*DESCRIPTION OF THE TASK*.
Reproduce all the lines below exactly and omit the images.

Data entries
────────

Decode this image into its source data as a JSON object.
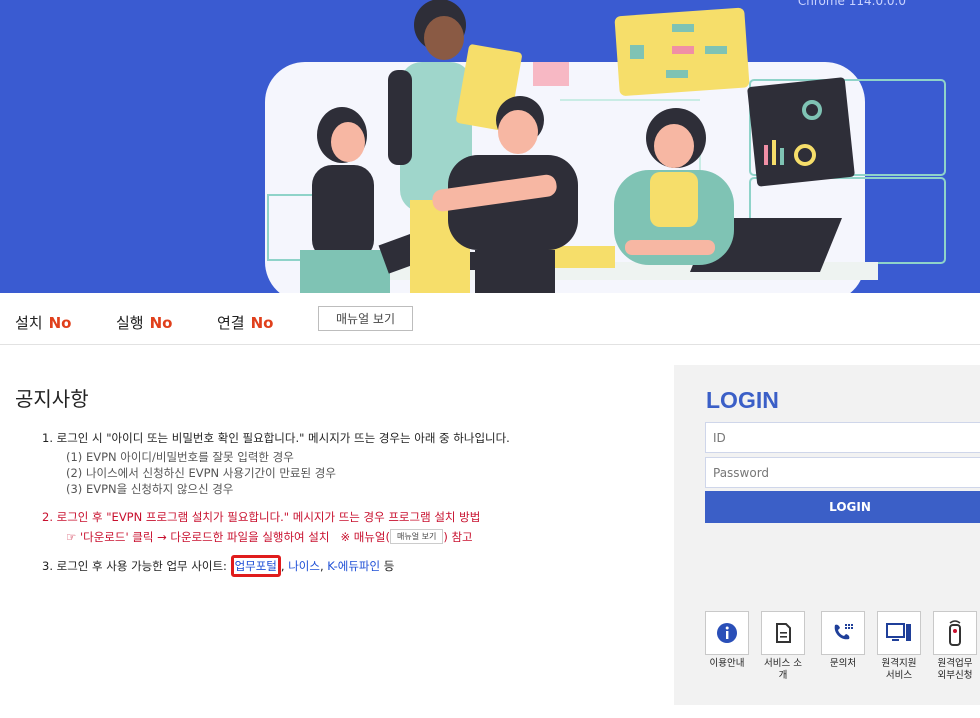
{
  "hero": {
    "version": "Chrome 114.0.0.0"
  },
  "status": [
    {
      "label": "설치",
      "value": "No"
    },
    {
      "label": "실행",
      "value": "No"
    },
    {
      "label": "연결",
      "value": "No"
    }
  ],
  "manual_button": "매뉴얼 보기",
  "notice": {
    "title": "공지사항",
    "item1": "1. 로그인 시 \"아이디 또는 비밀번호 확인 필요합니다.\" 메시지가 뜨는 경우는 아래 중 하나입니다.",
    "item1_sub": [
      "(1) EVPN 아이디/비밀번호를 잘못 입력한 경우",
      "(2) 나이스에서 신청하신 EVPN 사용기간이 만료된 경우",
      "(3) EVPN을 신청하지 않으신 경우"
    ],
    "item2": "2. 로그인 후 \"EVPN 프로그램 설치가 필요합니다.\" 메시지가 뜨는 경우 프로그램 설치 방법",
    "item2_sub_a": "☞ '다운로드' 클릭 → 다운로드한 파일을 실행하여 설치",
    "item2_sub_b": "※ 매뉴얼(",
    "item2_sub_btn": "매뉴얼 보기",
    "item2_sub_c": ") 참고",
    "item3_prefix": "3. 로그인 후 사용 가능한 업무 사이트: ",
    "item3_link1": "업무포털",
    "item3_sep1": ", ",
    "item3_link2": "나이스",
    "item3_sep2": ", ",
    "item3_link3": "K-에듀파인",
    "item3_suffix": " 등"
  },
  "login": {
    "title": "LOGIN",
    "id_placeholder": "ID",
    "pw_placeholder": "Password",
    "button": "LOGIN"
  },
  "quick_links": [
    {
      "label": "이용안내",
      "icon": "info-icon"
    },
    {
      "label": "서비스 소개",
      "icon": "document-icon"
    },
    {
      "label": "문의처",
      "icon": "phone-icon"
    },
    {
      "label": "원격지원 서비스",
      "icon": "monitor-icon"
    },
    {
      "label": "원격업무 외부신청",
      "icon": "remote-icon"
    }
  ],
  "colors": {
    "hero_bg": "#3a5bd1",
    "accent": "#3b5fc7",
    "status_no": "#e0401c",
    "highlight": "#e01c1c"
  }
}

────────

*OUTPUT*.
Decode this image into its source data as a JSON object.
{
  "hero": {
    "version": "Chrome 114.0.0.0"
  },
  "status": [
    {
      "label": "설치",
      "value": "No"
    },
    {
      "label": "실행",
      "value": "No"
    },
    {
      "label": "연결",
      "value": "No"
    }
  ],
  "manual_button": "매뉴얼 보기",
  "notice": {
    "title": "공지사항",
    "item1": "1. 로그인 시 \"아이디 또는 비밀번호 확인 필요합니다.\" 메시지가 뜨는 경우는 아래 중 하나입니다.",
    "item1_sub": [
      "(1) EVPN 아이디/비밀번호를 잘못 입력한 경우",
      "(2) 나이스에서 신청하신 EVPN 사용기간이 만료된 경우",
      "(3) EVPN을 신청하지 않으신 경우"
    ],
    "item2": "2. 로그인 후 \"EVPN 프로그램 설치가 필요합니다.\" 메시지가 뜨는 경우 프로그램 설치 방법",
    "item2_sub_a": "☞ '다운로드' 클릭 → 다운로드한 파일을 실행하여 설치",
    "item2_sub_b": "※ 매뉴얼(",
    "item2_sub_btn": "매뉴얼 보기",
    "item2_sub_c": ") 참고",
    "item3_prefix": "3. 로그인 후 사용 가능한 업무 사이트: ",
    "item3_link1": "업무포털",
    "item3_sep1": ", ",
    "item3_link2": "나이스",
    "item3_sep2": ", ",
    "item3_link3": "K-에듀파인",
    "item3_suffix": " 등"
  },
  "login": {
    "title": "LOGIN",
    "id_placeholder": "ID",
    "pw_placeholder": "Password",
    "button": "LOGIN"
  },
  "quick_links": [
    {
      "label": "이용안내",
      "icon": "info-icon"
    },
    {
      "label": "서비스 소개",
      "icon": "document-icon"
    },
    {
      "label": "문의처",
      "icon": "phone-icon"
    },
    {
      "label": "원격지원 서비스",
      "icon": "monitor-icon"
    },
    {
      "label": "원격업무 외부신청",
      "icon": "remote-icon"
    }
  ],
  "colors": {
    "hero_bg": "#3a5bd1",
    "accent": "#3b5fc7",
    "status_no": "#e0401c",
    "highlight": "#e01c1c"
  }
}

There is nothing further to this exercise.